• **YOUR INSTRUCTIONS**
Copy every line of the data that contains the string "результатах".

• **DATA ENTRIES**
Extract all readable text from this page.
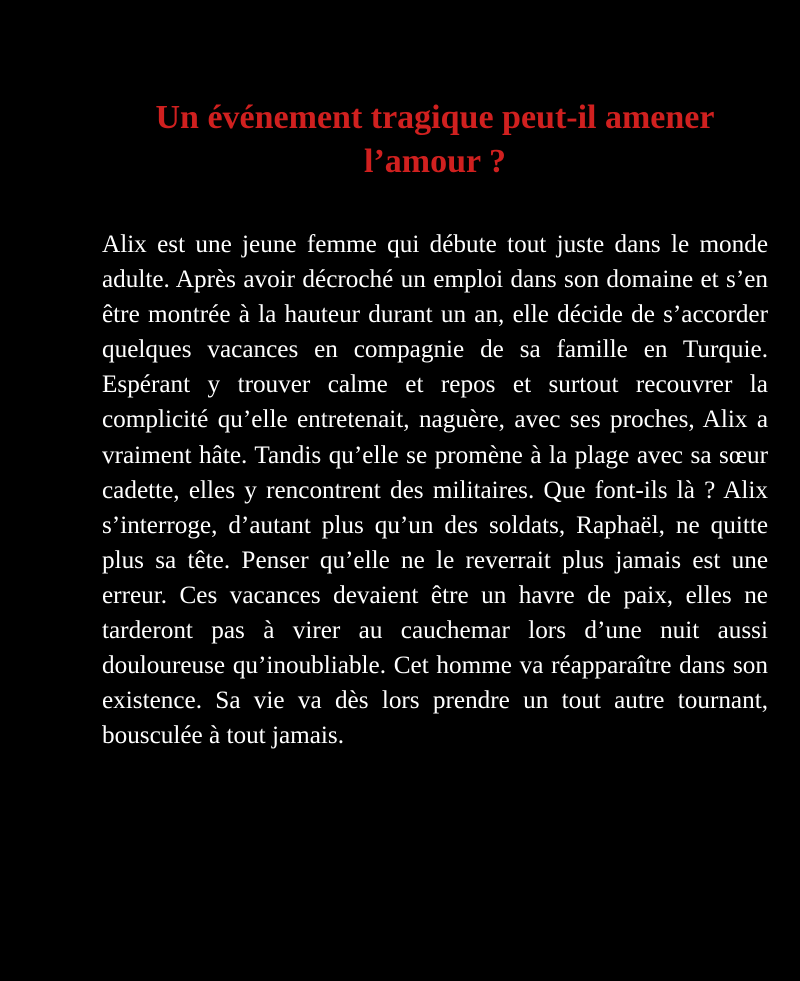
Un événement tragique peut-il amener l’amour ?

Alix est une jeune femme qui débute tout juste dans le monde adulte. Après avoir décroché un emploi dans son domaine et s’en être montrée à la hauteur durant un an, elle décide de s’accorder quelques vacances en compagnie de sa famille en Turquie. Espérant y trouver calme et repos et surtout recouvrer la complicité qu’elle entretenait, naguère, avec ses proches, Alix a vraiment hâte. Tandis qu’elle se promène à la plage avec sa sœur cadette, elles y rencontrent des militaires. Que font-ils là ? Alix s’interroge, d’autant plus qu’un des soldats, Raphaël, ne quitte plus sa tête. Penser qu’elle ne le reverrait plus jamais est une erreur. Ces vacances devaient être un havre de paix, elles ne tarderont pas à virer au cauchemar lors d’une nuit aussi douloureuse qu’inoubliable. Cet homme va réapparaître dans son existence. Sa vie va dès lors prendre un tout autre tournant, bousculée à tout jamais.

* * *

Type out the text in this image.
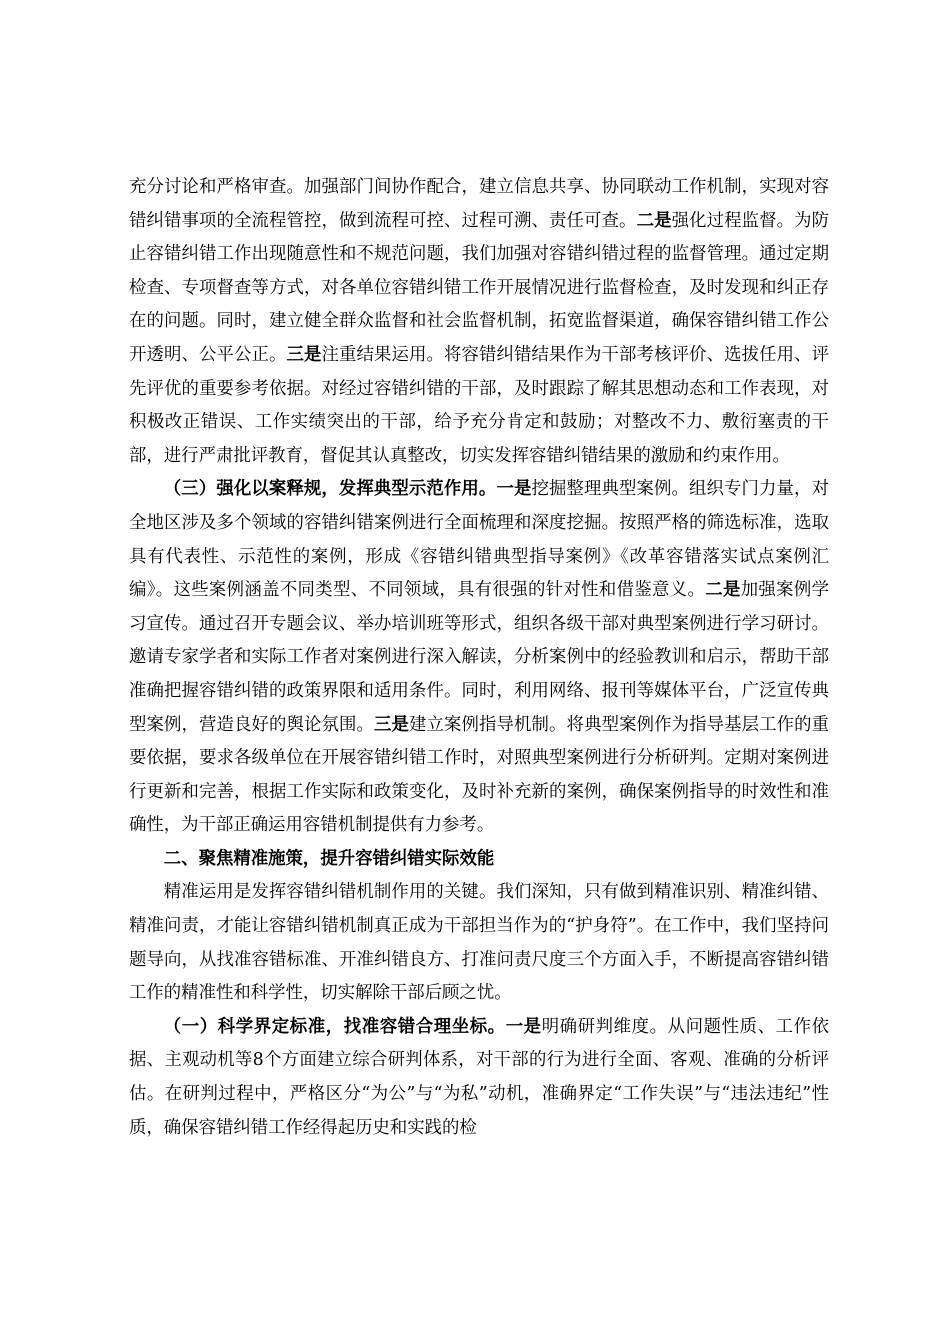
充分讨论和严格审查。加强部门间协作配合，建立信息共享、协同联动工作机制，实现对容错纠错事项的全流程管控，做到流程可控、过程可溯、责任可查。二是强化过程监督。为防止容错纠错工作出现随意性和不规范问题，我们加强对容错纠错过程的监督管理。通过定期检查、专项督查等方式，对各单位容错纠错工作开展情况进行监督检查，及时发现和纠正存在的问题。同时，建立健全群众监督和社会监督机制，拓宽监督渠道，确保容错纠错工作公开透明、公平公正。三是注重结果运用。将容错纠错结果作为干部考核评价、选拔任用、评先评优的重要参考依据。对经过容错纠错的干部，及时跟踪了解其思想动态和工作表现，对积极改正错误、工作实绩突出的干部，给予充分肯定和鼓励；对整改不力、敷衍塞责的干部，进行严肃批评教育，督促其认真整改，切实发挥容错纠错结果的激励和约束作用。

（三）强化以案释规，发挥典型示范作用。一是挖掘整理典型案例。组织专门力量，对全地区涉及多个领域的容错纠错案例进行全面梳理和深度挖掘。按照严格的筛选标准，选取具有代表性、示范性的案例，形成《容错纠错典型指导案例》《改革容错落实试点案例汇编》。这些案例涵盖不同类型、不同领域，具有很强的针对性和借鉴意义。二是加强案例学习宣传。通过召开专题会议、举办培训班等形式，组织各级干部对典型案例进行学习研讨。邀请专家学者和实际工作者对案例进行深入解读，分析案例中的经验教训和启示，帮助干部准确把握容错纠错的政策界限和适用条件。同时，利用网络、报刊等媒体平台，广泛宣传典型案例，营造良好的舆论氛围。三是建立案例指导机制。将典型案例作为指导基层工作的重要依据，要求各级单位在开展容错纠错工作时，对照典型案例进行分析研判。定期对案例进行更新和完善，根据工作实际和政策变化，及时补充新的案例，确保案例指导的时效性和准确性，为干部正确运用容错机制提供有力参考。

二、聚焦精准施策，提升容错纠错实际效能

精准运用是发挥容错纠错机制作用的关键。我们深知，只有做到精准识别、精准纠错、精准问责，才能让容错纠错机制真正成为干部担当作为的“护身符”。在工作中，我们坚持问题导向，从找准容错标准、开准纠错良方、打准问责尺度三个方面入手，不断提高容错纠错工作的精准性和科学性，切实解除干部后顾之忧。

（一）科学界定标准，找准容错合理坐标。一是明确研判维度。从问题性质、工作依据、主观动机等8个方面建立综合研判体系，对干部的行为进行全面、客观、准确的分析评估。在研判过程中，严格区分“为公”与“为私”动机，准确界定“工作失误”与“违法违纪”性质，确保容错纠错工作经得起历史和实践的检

...

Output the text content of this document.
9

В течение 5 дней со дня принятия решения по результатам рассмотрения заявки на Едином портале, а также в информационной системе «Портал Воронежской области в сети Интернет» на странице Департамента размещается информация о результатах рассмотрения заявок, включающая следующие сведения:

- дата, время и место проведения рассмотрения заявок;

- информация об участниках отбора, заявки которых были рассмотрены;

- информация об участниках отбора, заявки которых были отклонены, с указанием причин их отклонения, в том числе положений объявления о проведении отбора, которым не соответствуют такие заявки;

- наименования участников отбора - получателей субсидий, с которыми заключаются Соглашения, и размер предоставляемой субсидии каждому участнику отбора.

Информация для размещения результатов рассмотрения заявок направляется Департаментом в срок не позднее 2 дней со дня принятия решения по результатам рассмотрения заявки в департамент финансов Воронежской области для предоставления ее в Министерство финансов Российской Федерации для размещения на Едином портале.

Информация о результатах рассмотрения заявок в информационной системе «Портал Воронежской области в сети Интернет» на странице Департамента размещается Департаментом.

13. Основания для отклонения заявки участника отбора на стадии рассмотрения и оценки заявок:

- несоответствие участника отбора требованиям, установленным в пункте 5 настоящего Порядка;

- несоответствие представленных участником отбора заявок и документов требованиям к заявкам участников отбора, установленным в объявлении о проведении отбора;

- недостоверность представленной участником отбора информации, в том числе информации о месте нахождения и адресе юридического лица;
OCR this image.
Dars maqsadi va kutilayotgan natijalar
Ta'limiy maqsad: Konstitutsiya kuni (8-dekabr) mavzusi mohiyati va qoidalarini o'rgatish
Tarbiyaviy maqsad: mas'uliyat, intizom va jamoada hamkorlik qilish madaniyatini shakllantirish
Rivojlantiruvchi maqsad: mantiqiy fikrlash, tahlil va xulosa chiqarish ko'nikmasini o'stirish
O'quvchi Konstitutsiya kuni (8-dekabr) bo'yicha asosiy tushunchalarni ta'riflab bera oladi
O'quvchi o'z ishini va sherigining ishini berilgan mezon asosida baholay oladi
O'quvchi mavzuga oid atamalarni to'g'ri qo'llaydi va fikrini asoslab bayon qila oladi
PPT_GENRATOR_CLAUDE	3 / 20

• **WRITTEN REPLY**
В течение 5 дней со дня принятия решения по результатам рассмотрения заявки на Едином портале, а также в информационной системе «Портал Воронежской области в сети Интернет» на странице Департамента размещается информация о результатах рассмотрения заявок, включающая следующие сведения:
Информация о результатах рассмотрения заявок в информационной системе «Портал Воронежской области в сети Интернет» на странице Департамента размещается Департаментом.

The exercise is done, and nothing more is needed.